§ **QUOTED TEXT**

SACRAMENTO — Muscle memory lasts longer than revoked keycard access.
Mike Brown might not be able to open every door inside the Golden One Center’s winding corridors anymore, but he still knows the building by feel. The turns. The shortcuts. The places where seasons were saved — and where one eventually unraveled.
“None of my stuff works,” Brown said with a boisterous laugh after Knicks practice on Tuesday. “But great memories here. I enjoyed working with the people I worked with, too.”
Brown replaced Tom Thibodeau as the Knicks’ head coach during the offseason after spending two-plus seasons resurrecting a Kings franchise that once owned the NBA’s longest playoff drought. He snapped that 16-year skid with a 48-win season and a first-round playoff appearance in 2023. But in Sacramento, progress has a short shelf life.

§ **RAW DATA**
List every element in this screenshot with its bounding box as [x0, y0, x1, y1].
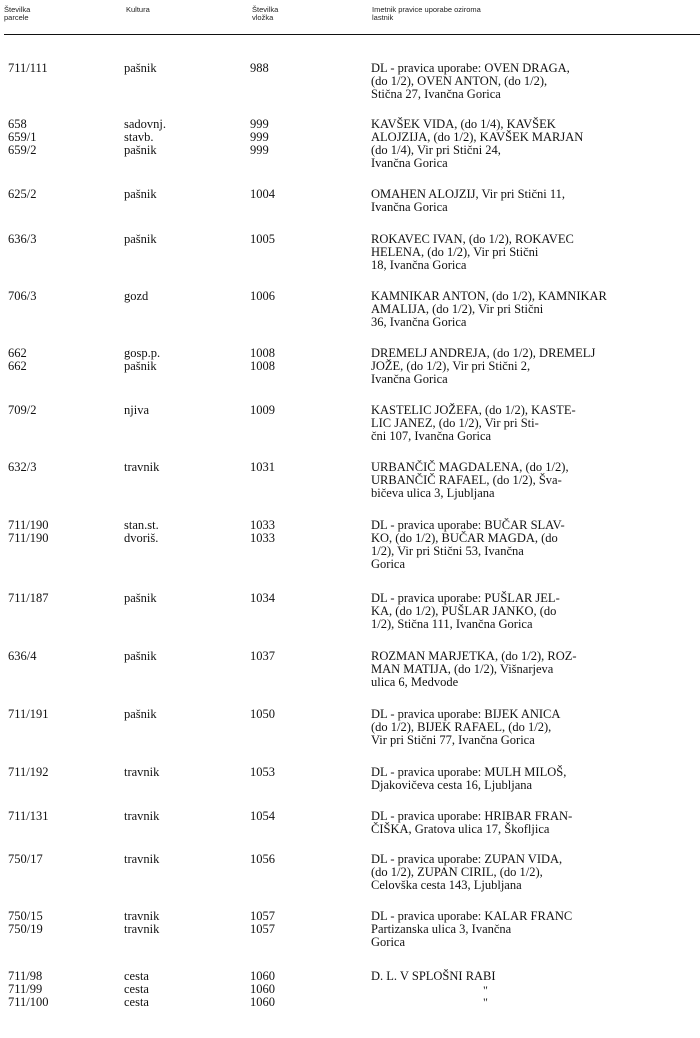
owner-text: 36, Ivančna Gorica [371, 315, 467, 329]
culture: pašnik [124, 143, 157, 157]
owner-text: URBANČIČ RAFAEL, (do 1/2), Šva- [371, 473, 562, 487]
parcel-number: 711/131 [8, 809, 49, 823]
owner-text: Celovška cesta 143, Ljubljana [371, 878, 522, 892]
culture: pašnik [124, 359, 157, 373]
parcel-number: 750/15 [8, 909, 43, 923]
owner-text: (do 1/2), ZUPAN CIRIL, (do 1/2), [371, 865, 543, 879]
deposit-number-cell [250, 519, 310, 545]
owner-text: ROZMAN MARJETKA, (do 1/2), ROZ- [371, 649, 577, 663]
owner-text: čni 107, Ivančna Gorica [371, 429, 492, 443]
culture-cell [124, 853, 244, 866]
deposit-number-cell [250, 766, 310, 779]
culture: gosp.p. [124, 346, 161, 360]
owner-text: Stična 27, Ivančna Gorica [371, 87, 501, 101]
deposit-number-cell [250, 810, 310, 823]
owner-text: KASTELIC JOŽEFA, (do 1/2), KASTE- [371, 403, 576, 417]
owner-text: DL - pravica uporabe: MULH MILOŠ, [371, 765, 567, 779]
parcel-number-cell [8, 290, 108, 303]
owner-text: Gorica [371, 935, 406, 949]
parcel-number: 632/3 [8, 460, 37, 474]
owner-text: DL - pravica uporabe: OVEN DRAGA, [371, 61, 570, 75]
owner-text: DL - pravica uporabe: BIJEK ANICA [371, 707, 561, 721]
parcel-number-cell [8, 118, 108, 157]
parcel-number-cell [8, 62, 108, 75]
parcel-number: 659/2 [8, 143, 37, 157]
deposit-number: 1008 [250, 359, 275, 373]
culture-cell [124, 118, 244, 157]
parcel-number-cell [8, 461, 108, 474]
owner-text: (do 1/2), BIJEK RAFAEL, (do 1/2), [371, 720, 552, 734]
owner-text: LIC JANEZ, (do 1/2), Vir pri Sti- [371, 416, 539, 430]
culture: travnik [124, 922, 160, 936]
owner-text: D. L. V SPLOŠNI RABI [371, 969, 496, 983]
owner-text: DL - pravica uporabe: HRIBAR FRAN- [371, 809, 573, 823]
owner-text-cell [371, 810, 691, 836]
header-culture: Kultura [126, 5, 150, 14]
deposit-number: 1006 [250, 289, 275, 303]
parcel-number: 711/111 [8, 61, 48, 75]
owner-text: Partizanska ulica 3, Ivančna [371, 922, 512, 936]
owner-text-cell [371, 290, 691, 329]
parcel-number-cell [8, 910, 108, 936]
parcel-number-cell [8, 766, 108, 779]
owner-text: KA, (do 1/2), PUŠLAR JANKO, (do [371, 604, 557, 618]
parcel-number: 711/190 [8, 518, 49, 532]
parcel-number: 658 [8, 117, 27, 131]
deposit-number: 1050 [250, 707, 275, 721]
ditto-mark: " [483, 983, 488, 997]
owner-text: Ivančna Gorica [371, 200, 448, 214]
parcel-number: 711/99 [8, 982, 43, 996]
owner-text: AMALIJA, (do 1/2), Vir pri Stični [371, 302, 544, 316]
deposit-number: 1060 [250, 995, 275, 1009]
parcel-number: 659/1 [8, 130, 37, 144]
deposit-number: 1033 [250, 518, 275, 532]
culture: njiva [124, 403, 149, 417]
parcel-number: 711/190 [8, 531, 49, 545]
parcel-number-cell [8, 233, 108, 246]
deposit-number-cell [250, 970, 310, 1009]
parcel-number-cell [8, 853, 108, 866]
owner-text: URBANČIČ MAGDALENA, (do 1/2), [371, 460, 569, 474]
owner-text: ČIŠKA, Gratova ulica 17, Škofljica [371, 822, 550, 836]
culture: pašnik [124, 649, 157, 663]
owner-text: DL - pravica uporabe: PUŠLAR JEL- [371, 591, 560, 605]
owner-text: Vir pri Stični 77, Ivančna Gorica [371, 733, 535, 747]
deposit-number-cell [250, 118, 310, 157]
owner-text: 1/2), Vir pri Stični 53, Ivančna [371, 544, 524, 558]
owner-text: bičeva ulica 3, Ljubljana [371, 486, 495, 500]
culture-cell [124, 650, 244, 663]
culture-cell [124, 708, 244, 721]
parcel-number: 711/191 [8, 707, 49, 721]
deposit-number-cell [250, 290, 310, 303]
deposit-number-cell [250, 347, 310, 373]
owner-text: (do 1/4), Vir pri Stični 24, [371, 143, 501, 157]
owner-text: OMAHEN ALOJZIJ, Vir pri Stični 11, [371, 187, 566, 201]
owner-text-cell [371, 592, 691, 631]
ditto-mark: " [483, 995, 488, 1009]
culture: travnik [124, 765, 160, 779]
deposit-number: 1004 [250, 187, 275, 201]
culture-cell [124, 519, 244, 545]
parcel-number-cell [8, 188, 108, 201]
parcel-number: 750/19 [8, 922, 43, 936]
parcel-number-cell [8, 347, 108, 373]
deposit-number: 1057 [250, 909, 275, 923]
culture-cell [124, 766, 244, 779]
owner-text: Djakovičeva cesta 16, Ljubljana [371, 778, 533, 792]
culture: pašnik [124, 591, 157, 605]
owner-text: DL - pravica uporabe: KALAR FRANC [371, 909, 573, 923]
parcel-number: 709/2 [8, 403, 37, 417]
parcel-number-cell [8, 810, 108, 823]
deposit-number-cell [250, 461, 310, 474]
owner-text-cell [371, 404, 691, 443]
culture: pašnik [124, 61, 157, 75]
owner-text-cell [371, 118, 691, 170]
culture-cell [124, 461, 244, 474]
parcel-number-cell [8, 708, 108, 721]
parcel-number: 625/2 [8, 187, 37, 201]
culture-cell [124, 910, 244, 936]
deposit-number: 1008 [250, 346, 275, 360]
deposit-number: 988 [250, 61, 269, 75]
owner-text-cell [371, 233, 691, 272]
culture: travnik [124, 852, 160, 866]
owner-text: ROKAVEC IVAN, (do 1/2), ROKAVEC [371, 232, 574, 246]
culture-cell [124, 62, 244, 75]
owner-text: ulica 6, Medvode [371, 675, 459, 689]
culture: cesta [124, 969, 149, 983]
parcel-number-cell [8, 404, 108, 417]
parcel-number: 636/3 [8, 232, 37, 246]
owner-text-cell [371, 519, 691, 571]
deposit-number: 1037 [250, 649, 275, 663]
owner-text: KAVŠEK VIDA, (do 1/4), KAVŠEK [371, 117, 556, 131]
culture: stan.st. [124, 518, 159, 532]
owner-text-cell [371, 970, 691, 983]
owner-text: 1/2), Stična 111, Ivančna Gorica [371, 617, 533, 631]
deposit-number: 1034 [250, 591, 275, 605]
owner-text-cell [371, 650, 691, 689]
deposit-number-cell [250, 233, 310, 246]
owner-text: (do 1/2), OVEN ANTON, (do 1/2), [371, 74, 548, 88]
owner-text: Ivančna Gorica [371, 156, 448, 170]
culture-cell [124, 188, 244, 201]
culture: sadovnj. [124, 117, 167, 131]
owner-text: DREMELJ ANDREJA, (do 1/2), DREMELJ [371, 346, 596, 360]
deposit-number-cell [250, 910, 310, 936]
deposit-number: 999 [250, 117, 269, 131]
deposit-number: 1009 [250, 403, 275, 417]
parcel-number: 706/3 [8, 289, 37, 303]
deposit-number-cell [250, 592, 310, 605]
deposit-number: 1060 [250, 982, 275, 996]
culture: pašnik [124, 232, 157, 246]
culture-cell [124, 592, 244, 605]
table-header [4, 6, 700, 36]
parcel-number: 662 [8, 359, 27, 373]
parcel-number-cell [8, 519, 108, 545]
deposit-number: 1056 [250, 852, 275, 866]
parcel-number: 711/98 [8, 969, 43, 983]
parcel-number: 662 [8, 346, 27, 360]
deposit-number: 999 [250, 143, 269, 157]
deposit-number: 1053 [250, 765, 275, 779]
deposit-number-cell [250, 404, 310, 417]
owner-text: KAMNIKAR ANTON, (do 1/2), KAMNIKAR [371, 289, 607, 303]
owner-text-cell [371, 62, 691, 101]
culture-cell [124, 404, 244, 417]
culture: pašnik [124, 707, 157, 721]
owner-text-cell [371, 708, 691, 747]
deposit-number-cell [250, 650, 310, 663]
owner-text-cell [371, 853, 691, 892]
culture-cell [124, 290, 244, 303]
culture: cesta [124, 995, 149, 1009]
culture: travnik [124, 809, 160, 823]
owner-text-cell [371, 347, 691, 386]
owner-text: MAN MATIJA, (do 1/2), Višnarjeva [371, 662, 554, 676]
deposit-number-cell [250, 62, 310, 75]
deposit-number: 1031 [250, 460, 275, 474]
deposit-number: 999 [250, 130, 269, 144]
culture: dvoriš. [124, 531, 159, 545]
parcel-number: 711/192 [8, 765, 49, 779]
owner-text: HELENA, (do 1/2), Vir pri Stični [371, 245, 539, 259]
owner-text-cell [371, 188, 691, 214]
deposit-number: 1054 [250, 809, 275, 823]
owner-text: DL - pravica uporabe: BUČAR SLAV- [371, 518, 565, 532]
owner-text: ALOJZIJA, (do 1/2), KAVŠEK MARJAN [371, 130, 584, 144]
parcel-number: 711/100 [8, 995, 49, 1009]
parcel-number-cell [8, 592, 108, 605]
parcel-number: 750/17 [8, 852, 43, 866]
deposit-number: 1033 [250, 531, 275, 545]
culture: cesta [124, 982, 149, 996]
owner-text: Gorica [371, 557, 406, 571]
deposit-number: 1057 [250, 922, 275, 936]
parcel-number: 636/4 [8, 649, 37, 663]
culture-cell [124, 810, 244, 823]
owner-text: 18, Ivančna Gorica [371, 258, 467, 272]
deposit-number-cell [250, 188, 310, 201]
parcel-number-cell [8, 970, 108, 1009]
owner-text: KO, (do 1/2), BUČAR MAGDA, (do [371, 531, 558, 545]
parcel-number: 711/187 [8, 591, 49, 605]
owner-text: JOŽE, (do 1/2), Vir pri Stični 2, [371, 359, 531, 373]
parcel-number-cell [8, 650, 108, 663]
culture-cell [124, 233, 244, 246]
header-rule [4, 34, 700, 35]
culture: gozd [124, 289, 149, 303]
culture: pašnik [124, 187, 157, 201]
culture: travnik [124, 909, 160, 923]
culture: stavb. [124, 130, 154, 144]
header-owner: Imetnik pravice uporabe oziroma lastnik [372, 5, 481, 22]
deposit-number: 1005 [250, 232, 275, 246]
owner-text-cell [371, 766, 691, 792]
deposit-number: 1060 [250, 969, 275, 983]
owner-text-cell [371, 461, 691, 500]
culture-cell [124, 970, 244, 1009]
culture-cell [124, 347, 244, 373]
deposit-number-cell [250, 853, 310, 866]
owner-text: DL - pravica uporabe: ZUPAN VIDA, [371, 852, 563, 866]
header-deposit: Številka vložka [252, 5, 279, 22]
owner-text: Ivančna Gorica [371, 372, 448, 386]
owner-text-cell [371, 910, 691, 949]
culture: travnik [124, 460, 160, 474]
deposit-number-cell [250, 708, 310, 721]
header-parcel: Številka parcele [4, 5, 31, 22]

§ **TO BE DONE**
1. In the article on Mike Brown's return to Sacramento, how many wins did the Kings have in the season that ended their 16-year playoff drought?
2. Extract the stretch from "Mike Brown might" through "short shelf life." in the Mike Brown article.

§ **COMPLETED EXERCISE**
1. 48 wins.

2.
Mike Brown might not be able to open every door inside the Golden One Center’s winding corridors anymore, but he still knows the building by feel. The turns. The shortcuts. The places where seasons were saved — and where one eventually unraveled.
“None of my stuff works,” Brown said with a boisterous laugh after Knicks practice on Tuesday. “But great memories here. I enjoyed working with the people I worked with, too.”
Brown replaced Tom Thibodeau as the Knicks’ head coach during the offseason after spending two-plus seasons resurrecting a Kings franchise that once owned the NBA’s longest playoff drought. He snapped that 16-year skid with a 48-win season and a first-round playoff appearance in 2023. But in Sacramento, progress has a short shelf life.